__Directive__: Repeat, exactly and completely, the entries shown underneath.

__Records__:
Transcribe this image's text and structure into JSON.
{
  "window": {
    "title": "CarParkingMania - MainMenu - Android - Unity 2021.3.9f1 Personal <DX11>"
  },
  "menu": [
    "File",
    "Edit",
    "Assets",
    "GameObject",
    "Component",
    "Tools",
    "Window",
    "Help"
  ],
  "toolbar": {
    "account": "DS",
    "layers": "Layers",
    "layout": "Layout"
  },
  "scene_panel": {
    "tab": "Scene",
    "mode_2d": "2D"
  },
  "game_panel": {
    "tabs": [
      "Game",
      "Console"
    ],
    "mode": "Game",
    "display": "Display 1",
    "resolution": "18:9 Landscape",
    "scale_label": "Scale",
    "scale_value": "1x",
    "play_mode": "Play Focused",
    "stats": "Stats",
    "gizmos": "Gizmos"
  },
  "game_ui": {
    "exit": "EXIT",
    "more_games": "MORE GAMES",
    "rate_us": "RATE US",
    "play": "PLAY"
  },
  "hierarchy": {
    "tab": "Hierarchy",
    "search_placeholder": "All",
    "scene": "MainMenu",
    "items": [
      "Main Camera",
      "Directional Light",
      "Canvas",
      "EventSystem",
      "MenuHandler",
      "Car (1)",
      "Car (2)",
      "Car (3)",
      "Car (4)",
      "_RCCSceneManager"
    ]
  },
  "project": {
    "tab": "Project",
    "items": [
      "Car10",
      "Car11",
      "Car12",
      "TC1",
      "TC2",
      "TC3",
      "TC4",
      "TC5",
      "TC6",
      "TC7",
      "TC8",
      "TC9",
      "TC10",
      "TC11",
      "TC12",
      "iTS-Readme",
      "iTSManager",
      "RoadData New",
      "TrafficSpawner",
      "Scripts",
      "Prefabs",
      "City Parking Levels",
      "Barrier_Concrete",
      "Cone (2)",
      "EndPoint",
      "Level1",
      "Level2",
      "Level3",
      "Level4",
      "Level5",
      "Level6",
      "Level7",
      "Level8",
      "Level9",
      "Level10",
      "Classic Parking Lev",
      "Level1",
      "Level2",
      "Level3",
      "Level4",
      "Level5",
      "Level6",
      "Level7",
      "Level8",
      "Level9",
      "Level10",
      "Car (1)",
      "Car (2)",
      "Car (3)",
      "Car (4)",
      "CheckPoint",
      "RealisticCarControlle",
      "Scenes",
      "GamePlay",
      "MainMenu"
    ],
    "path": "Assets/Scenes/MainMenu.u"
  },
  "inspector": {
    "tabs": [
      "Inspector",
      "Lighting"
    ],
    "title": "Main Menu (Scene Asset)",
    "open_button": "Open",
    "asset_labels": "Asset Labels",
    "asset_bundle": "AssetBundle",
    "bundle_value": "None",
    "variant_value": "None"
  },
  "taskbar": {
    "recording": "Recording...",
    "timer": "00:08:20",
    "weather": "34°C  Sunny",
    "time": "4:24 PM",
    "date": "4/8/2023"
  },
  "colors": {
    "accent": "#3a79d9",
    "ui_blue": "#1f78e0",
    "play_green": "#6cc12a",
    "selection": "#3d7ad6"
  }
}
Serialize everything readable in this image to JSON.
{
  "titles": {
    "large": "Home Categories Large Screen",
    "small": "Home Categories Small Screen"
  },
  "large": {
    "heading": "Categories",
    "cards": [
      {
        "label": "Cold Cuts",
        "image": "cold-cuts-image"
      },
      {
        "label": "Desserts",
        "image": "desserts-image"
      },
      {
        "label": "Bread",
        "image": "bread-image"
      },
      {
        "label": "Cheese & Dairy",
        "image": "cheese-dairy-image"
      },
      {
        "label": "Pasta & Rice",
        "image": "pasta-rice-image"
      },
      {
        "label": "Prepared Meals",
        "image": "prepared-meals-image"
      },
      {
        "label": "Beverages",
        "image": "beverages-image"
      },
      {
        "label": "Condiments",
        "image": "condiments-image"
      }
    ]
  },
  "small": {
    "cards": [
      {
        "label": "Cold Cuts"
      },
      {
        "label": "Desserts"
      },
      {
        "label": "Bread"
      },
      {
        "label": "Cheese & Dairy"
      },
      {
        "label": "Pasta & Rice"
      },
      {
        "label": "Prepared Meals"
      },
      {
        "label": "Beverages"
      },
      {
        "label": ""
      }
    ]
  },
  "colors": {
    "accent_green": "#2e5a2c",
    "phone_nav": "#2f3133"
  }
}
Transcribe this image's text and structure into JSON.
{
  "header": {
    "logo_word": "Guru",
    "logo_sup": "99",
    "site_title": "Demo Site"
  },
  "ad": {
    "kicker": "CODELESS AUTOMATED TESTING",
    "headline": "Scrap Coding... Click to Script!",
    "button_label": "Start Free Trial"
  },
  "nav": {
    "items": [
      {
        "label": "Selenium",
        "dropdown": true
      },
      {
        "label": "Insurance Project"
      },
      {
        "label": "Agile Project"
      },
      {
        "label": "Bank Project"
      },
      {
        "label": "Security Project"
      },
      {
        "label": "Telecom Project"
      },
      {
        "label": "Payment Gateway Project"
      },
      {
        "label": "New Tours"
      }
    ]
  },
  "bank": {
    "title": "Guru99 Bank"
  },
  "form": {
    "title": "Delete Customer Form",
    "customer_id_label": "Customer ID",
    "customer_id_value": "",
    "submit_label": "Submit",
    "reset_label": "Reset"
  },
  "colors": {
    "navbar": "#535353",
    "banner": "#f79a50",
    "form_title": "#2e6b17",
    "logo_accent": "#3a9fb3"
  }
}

__Answer below__:
Transcribe this image's text and structure into JSON.
{
  "window": {
    "title": "CarParkingMania - MainMenu - Android - Unity 2021.3.9f1 Personal <DX11>"
  },
  "menu": [
    "File",
    "Edit",
    "Assets",
    "GameObject",
    "Component",
    "Tools",
    "Window",
    "Help"
  ],
  "toolbar": {
    "account": "DS",
    "layers": "Layers",
    "layout": "Layout"
  },
  "scene_panel": {
    "tab": "Scene",
    "mode_2d": "2D"
  },
  "game_panel": {
    "tabs": [
      "Game",
      "Console"
    ],
    "mode": "Game",
    "display": "Display 1",
    "resolution": "18:9 Landscape",
    "scale_label": "Scale",
    "scale_value": "1x",
    "play_mode": "Play Focused",
    "stats": "Stats",
    "gizmos": "Gizmos"
  },
  "game_ui": {
    "exit": "EXIT",
    "more_games": "MORE GAMES",
    "rate_us": "RATE US",
    "play": "PLAY"
  },
  "hierarchy": {
    "tab": "Hierarchy",
    "search_placeholder": "All",
    "scene": "MainMenu",
    "items": [
      "Main Camera",
      "Directional Light",
      "Canvas",
      "EventSystem",
      "MenuHandler",
      "Car (1)",
      "Car (2)",
      "Car (3)",
      "Car (4)",
      "_RCCSceneManager"
    ]
  },
  "project": {
    "tab": "Project",
    "items": [
      "Car10",
      "Car11",
      "Car12",
      "TC1",
      "TC2",
      "TC3",
      "TC4",
      "TC5",
      "TC6",
      "TC7",
      "TC8",
      "TC9",
      "TC10",
      "TC11",
      "TC12",
      "iTS-Readme",
      "iTSManager",
      "RoadData New",
      "TrafficSpawner",
      "Scripts",
      "Prefabs",
      "City Parking Levels",
      "Barrier_Concrete",
      "Cone (2)",
      "EndPoint",
      "Level1",
      "Level2",
      "Level3",
      "Level4",
      "Level5",
      "Level6",
      "Level7",
      "Level8",
      "Level9",
      "Level10",
      "Classic Parking Lev",
      "Level1",
      "Level2",
      "Level3",
      "Level4",
      "Level5",
      "Level6",
      "Level7",
      "Level8",
      "Level9",
      "Level10",
      "Car (1)",
      "Car (2)",
      "Car (3)",
      "Car (4)",
      "CheckPoint",
      "RealisticCarControlle",
      "Scenes",
      "GamePlay",
      "MainMenu"
    ],
    "path": "Assets/Scenes/MainMenu.u"
  },
  "inspector": {
    "tabs": [
      "Inspector",
      "Lighting"
    ],
    "title": "Main Menu (Scene Asset)",
    "open_button": "Open",
    "asset_labels": "Asset Labels",
    "asset_bundle": "AssetBundle",
    "bundle_value": "None",
    "variant_value": "None"
  },
  "taskbar": {
    "recording": "Recording...",
    "timer": "00:08:20",
    "weather": "34°C  Sunny",
    "time": "4:24 PM",
    "date": "4/8/2023"
  },
  "colors": {
    "accent": "#3a79d9",
    "ui_blue": "#1f78e0",
    "play_green": "#6cc12a",
    "selection": "#3d7ad6"
  }
}
Serialize everything readable in this image to JSON.
{
  "titles": {
    "large": "Home Categories Large Screen",
    "small": "Home Categories Small Screen"
  },
  "large": {
    "heading": "Categories",
    "cards": [
      {
        "label": "Cold Cuts",
        "image": "cold-cuts-image"
      },
      {
        "label": "Desserts",
        "image": "desserts-image"
      },
      {
        "label": "Bread",
        "image": "bread-image"
      },
      {
        "label": "Cheese & Dairy",
        "image": "cheese-dairy-image"
      },
      {
        "label": "Pasta & Rice",
        "image": "pasta-rice-image"
      },
      {
        "label": "Prepared Meals",
        "image": "prepared-meals-image"
      },
      {
        "label": "Beverages",
        "image": "beverages-image"
      },
      {
        "label": "Condiments",
        "image": "condiments-image"
      }
    ]
  },
  "small": {
    "cards": [
      {
        "label": "Cold Cuts"
      },
      {
        "label": "Desserts"
      },
      {
        "label": "Bread"
      },
      {
        "label": "Cheese & Dairy"
      },
      {
        "label": "Pasta & Rice"
      },
      {
        "label": "Prepared Meals"
      },
      {
        "label": "Beverages"
      },
      {
        "label": ""
      }
    ]
  },
  "colors": {
    "accent_green": "#2e5a2c",
    "phone_nav": "#2f3133"
  }
}
Transcribe this image's text and structure into JSON.
{
  "header": {
    "logo_word": "Guru",
    "logo_sup": "99",
    "site_title": "Demo Site"
  },
  "ad": {
    "kicker": "CODELESS AUTOMATED TESTING",
    "headline": "Scrap Coding... Click to Script!",
    "button_label": "Start Free Trial"
  },
  "nav": {
    "items": [
      {
        "label": "Selenium",
        "dropdown": true
      },
      {
        "label": "Insurance Project"
      },
      {
        "label": "Agile Project"
      },
      {
        "label": "Bank Project"
      },
      {
        "label": "Security Project"
      },
      {
        "label": "Telecom Project"
      },
      {
        "label": "Payment Gateway Project"
      },
      {
        "label": "New Tours"
      }
    ]
  },
  "bank": {
    "title": "Guru99 Bank"
  },
  "form": {
    "title": "Delete Customer Form",
    "customer_id_label": "Customer ID",
    "customer_id_value": "",
    "submit_label": "Submit",
    "reset_label": "Reset"
  },
  "colors": {
    "navbar": "#535353",
    "banner": "#f79a50",
    "form_title": "#2e6b17",
    "logo_accent": "#3a9fb3"
  }
}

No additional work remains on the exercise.